» **PROMPT**: Repeat the records verbatim and leave the pictures out of your copy.

— start of MATERIAL PROVIDED —

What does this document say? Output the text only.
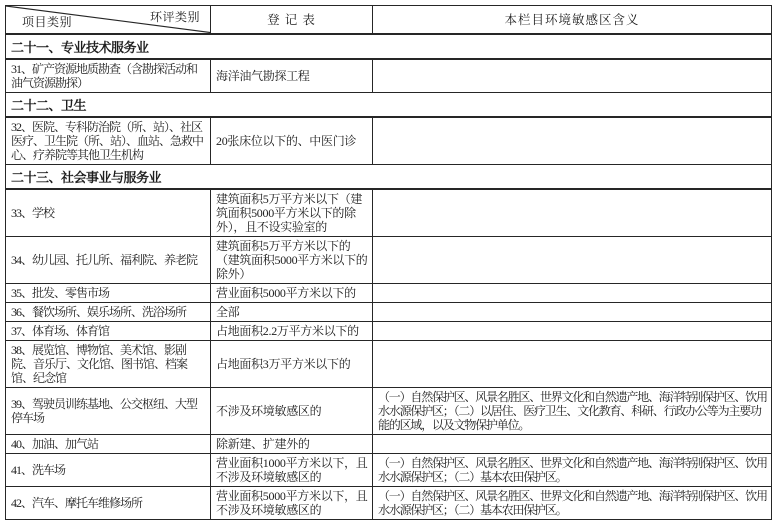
环评类别
项目类别	登 记 表	本栏目环境敏感区含义
二十一、专业技术服务业		
31、矿产资源地质勘查（含勘探活动和油气资源勘探）	海洋油气勘探工程	
二十二、卫生		
32、医院、专科防治院（所、站）、社区医疗、卫生院（所、站）、血站、急救中心、疗养院等其他卫生机构	20张床位以下的、中医门诊	
二十三、社会事业与服务业		
33、学校	建筑面积5万平方米以下（建筑面积5000平方米以下的除外），且不设实验室的	
34、幼儿园、托儿所、福利院、养老院	建筑面积5万平方米以下的（建筑面积5000平方米以下的除外）	
35、批发、零售市场	营业面积5000平方米以下的	
36、餐饮场所、娱乐场所、洗浴场所	全部	
37、体育场、体育馆	占地面积2.2万平方米以下的	
38、展览馆、博物馆、美术馆、影剧院、音乐厅、文化馆、图书馆、档案馆、纪念馆	占地面积3万平方米以下的	
39、驾驶员训练基地、公交枢纽、大型停车场	不涉及环境敏感区的	（一）自然保护区、风景名胜区、世界文化和自然遗产地、海洋特别保护区、饮用水水源保护区；（二）以居住、医疗卫生、文化教育、科研、行政办公等为主要功能的区域，以及文物保护单位。
40、加油、加气站	除新建、扩建外的	
41、洗车场	营业面积1000平方米以下，且不涉及环境敏感区的	（一）自然保护区、风景名胜区、世界文化和自然遗产地、海洋特别保护区、饮用水水源保护区；（二）基本农田保护区。
42、汽车、摩托车维修场所	营业面积5000平方米以下，且不涉及环境敏感区的	（一）自然保护区、风景名胜区、世界文化和自然遗产地、海洋特别保护区、饮用水水源保护区；（二）基本农田保护区。
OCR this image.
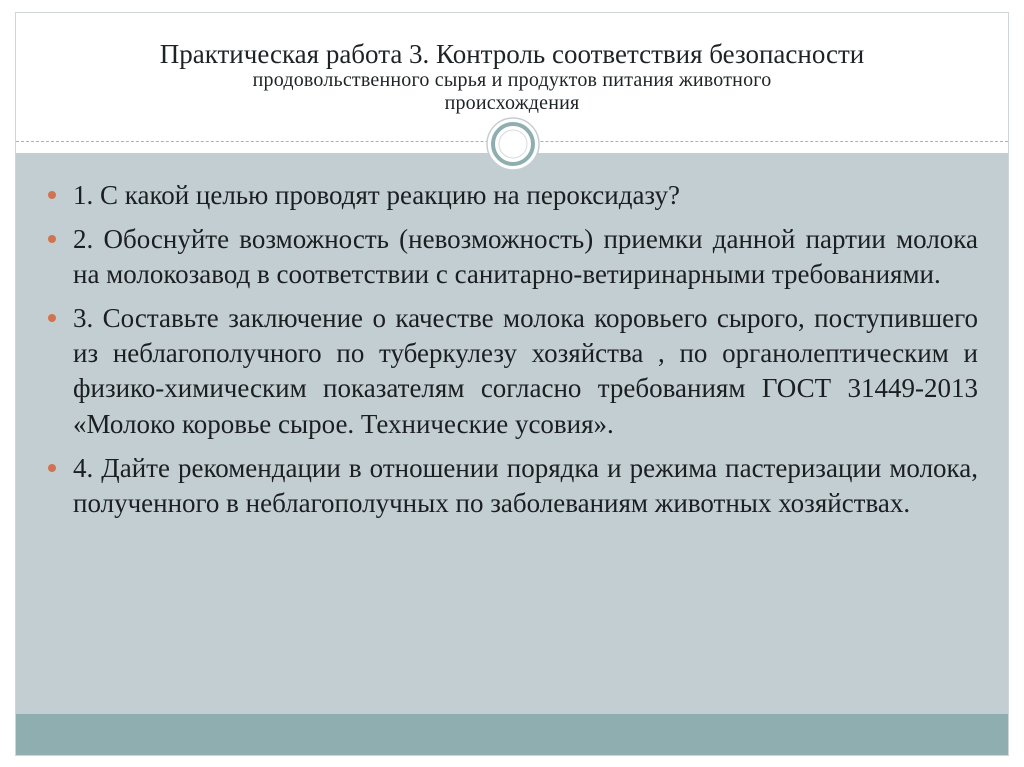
Практическая работа 3. Контроль соответствия безопасности
продовольственного сырья и продуктов питания животного
происхождения
1. С какой целью проводят реакцию на пероксидазу?
2. Обоснуйте возможность (невозможность) приемки данной партии молока на молокозавод в соответствии с санитарно-ветиринарными требованиями.
3. Составьте заключение о качестве молока коровьего сырого, поступившего из неблагополучного по туберкулезу хозяйства , по органолептическим и физико-химическим показателям согласно требованиям ГОСТ 31449-2013 «Молоко коровье сырое. Технические усовия».
4. Дайте рекомендации в отношении порядка и режима пастеризации молока, полученного в неблагополучных по заболеваниям животных хозяйствах.
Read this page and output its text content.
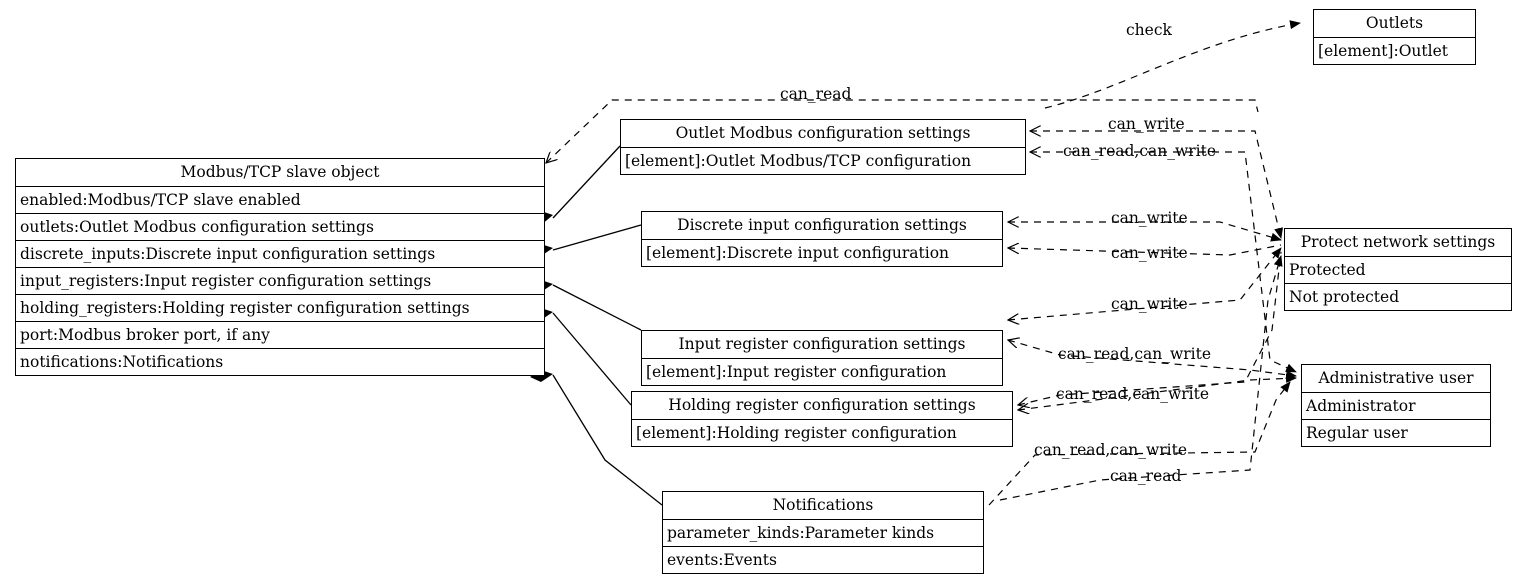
Modbus/TCP slave object
enabled:Modbus/TCP slave enabled
outlets:Outlet Modbus configuration settings
discrete_inputs:Discrete input configuration settings
input_registers:Input register configuration settings
holding_registers:Holding register configuration settings
port:Modbus broker port, if any
notifications:Notifications
Outlet Modbus configuration settings
[element]:Outlet Modbus/TCP configuration
Discrete input configuration settings
[element]:Discrete input configuration
Input register configuration settings
[element]:Input register configuration
Holding register configuration settings
[element]:Holding register configuration
Notifications
parameter_kinds:Parameter kinds
events:Events
Outlets
[element]:Outlet
Protect network settings
Protected
Not protected
Administrative user
Administrator
Regular user
check
can_read
can_write
can_read,can_write
can_write
can_write
can_write
can_read,can_write
can_read,can_write
can_read,can_write
can_read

— end of MATERIAL PROVIDED —

» **RESPONSE TO THE EXERCISE**:
What does this document say? Output the text only.
环评类别
项目类别	登 记 表	本栏目环境敏感区含义
二十一、专业技术服务业		
31、矿产资源地质勘查（含勘探活动和油气资源勘探）	海洋油气勘探工程	
二十二、卫生		
32、医院、专科防治院（所、站）、社区医疗、卫生院（所、站）、血站、急救中心、疗养院等其他卫生机构	20张床位以下的、中医门诊	
二十三、社会事业与服务业		
33、学校	建筑面积5万平方米以下（建筑面积5000平方米以下的除外），且不设实验室的	
34、幼儿园、托儿所、福利院、养老院	建筑面积5万平方米以下的（建筑面积5000平方米以下的除外）	
35、批发、零售市场	营业面积5000平方米以下的	
36、餐饮场所、娱乐场所、洗浴场所	全部	
37、体育场、体育馆	占地面积2.2万平方米以下的	
38、展览馆、博物馆、美术馆、影剧院、音乐厅、文化馆、图书馆、档案馆、纪念馆	占地面积3万平方米以下的	
39、驾驶员训练基地、公交枢纽、大型停车场	不涉及环境敏感区的	（一）自然保护区、风景名胜区、世界文化和自然遗产地、海洋特别保护区、饮用水水源保护区；（二）以居住、医疗卫生、文化教育、科研、行政办公等为主要功能的区域，以及文物保护单位。
40、加油、加气站	除新建、扩建外的	
41、洗车场	营业面积1000平方米以下，且不涉及环境敏感区的	（一）自然保护区、风景名胜区、世界文化和自然遗产地、海洋特别保护区、饮用水水源保护区；（二）基本农田保护区。
42、汽车、摩托车维修场所	营业面积5000平方米以下，且不涉及环境敏感区的	（一）自然保护区、风景名胜区、世界文化和自然遗产地、海洋特别保护区、饮用水水源保护区；（二）基本农田保护区。
OCR this image.
Практическая работа 3. Контроль соответствия безопасности
продовольственного сырья и продуктов питания животного
происхождения
1. С какой целью проводят реакцию на пероксидазу?
2. Обоснуйте возможность (невозможность) приемки данной партии молока на молокозавод в соответствии с санитарно-ветиринарными требованиями.
3. Составьте заключение о качестве молока коровьего сырого, поступившего из неблагополучного по туберкулезу хозяйства , по органолептическим и физико-химическим показателям согласно требованиям ГОСТ 31449-2013 «Молоко коровье сырое. Технические усовия».
4. Дайте рекомендации в отношении порядка и режима пастеризации молока, полученного в неблагополучных по заболеваниям животных хозяйствах.
Read this page and output its text content.
Modbus/TCP slave object
enabled:Modbus/TCP slave enabled
outlets:Outlet Modbus configuration settings
discrete_inputs:Discrete input configuration settings
input_registers:Input register configuration settings
holding_registers:Holding register configuration settings
port:Modbus broker port, if any
notifications:Notifications
Outlet Modbus configuration settings
[element]:Outlet Modbus/TCP configuration
Discrete input configuration settings
[element]:Discrete input configuration
Input register configuration settings
[element]:Input register configuration
Holding register configuration settings
[element]:Holding register configuration
Notifications
parameter_kinds:Parameter kinds
events:Events
Outlets
[element]:Outlet
Protect network settings
Protected
Not protected
Administrative user
Administrator
Regular user
check
can_read
can_write
can_read,can_write
can_write
can_write
can_write
can_read,can_write
can_read,can_write
can_read,can_write
can_read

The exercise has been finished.